A block of data
((
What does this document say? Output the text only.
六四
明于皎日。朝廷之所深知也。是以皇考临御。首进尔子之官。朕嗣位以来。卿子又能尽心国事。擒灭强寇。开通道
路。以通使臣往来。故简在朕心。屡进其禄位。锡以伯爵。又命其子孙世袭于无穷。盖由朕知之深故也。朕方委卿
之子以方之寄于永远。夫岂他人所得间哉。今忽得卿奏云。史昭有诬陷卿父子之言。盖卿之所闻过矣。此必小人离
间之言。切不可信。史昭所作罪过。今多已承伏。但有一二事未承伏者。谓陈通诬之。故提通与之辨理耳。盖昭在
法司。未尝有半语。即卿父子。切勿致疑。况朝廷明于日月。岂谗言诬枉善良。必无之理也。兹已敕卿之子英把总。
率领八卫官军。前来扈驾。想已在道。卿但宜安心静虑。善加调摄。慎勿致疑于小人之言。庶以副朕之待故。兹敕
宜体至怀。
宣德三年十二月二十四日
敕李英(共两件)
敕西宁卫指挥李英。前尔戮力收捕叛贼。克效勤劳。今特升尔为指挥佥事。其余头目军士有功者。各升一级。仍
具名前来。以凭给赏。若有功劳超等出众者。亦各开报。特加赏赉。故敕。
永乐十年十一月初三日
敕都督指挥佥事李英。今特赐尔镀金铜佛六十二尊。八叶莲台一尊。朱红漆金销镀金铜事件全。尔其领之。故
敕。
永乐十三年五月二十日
))
TASK GOAL: Retype the listing. Match it exactly.

SOLUTION FOR THIS EXERCISE:
What does this document say? Output the text only.
六四
明于皎日。朝廷之所深知也。是以皇考临御。首进尔子之官。朕嗣位以来。卿子又能尽心国事。擒灭强寇。开通道
路。以通使臣往来。故简在朕心。屡进其禄位。锡以伯爵。又命其子孙世袭于无穷。盖由朕知之深故也。朕方委卿
之子以方之寄于永远。夫岂他人所得间哉。今忽得卿奏云。史昭有诬陷卿父子之言。盖卿之所闻过矣。此必小人离
间之言。切不可信。史昭所作罪过。今多已承伏。但有一二事未承伏者。谓陈通诬之。故提通与之辨理耳。盖昭在
法司。未尝有半语。即卿父子。切勿致疑。况朝廷明于日月。岂谗言诬枉善良。必无之理也。兹已敕卿之子英把总。
率领八卫官军。前来扈驾。想已在道。卿但宜安心静虑。善加调摄。慎勿致疑于小人之言。庶以副朕之待故。兹敕
宜体至怀。
宣德三年十二月二十四日
敕李英(共两件)
敕西宁卫指挥李英。前尔戮力收捕叛贼。克效勤劳。今特升尔为指挥佥事。其余头目军士有功者。各升一级。仍
具名前来。以凭给赏。若有功劳超等出众者。亦各开报。特加赏赉。故敕。
永乐十年十一月初三日
敕都督指挥佥事李英。今特赐尔镀金铜佛六十二尊。八叶莲台一尊。朱红漆金销镀金铜事件全。尔其领之。故
敕。
永乐十三年五月二十日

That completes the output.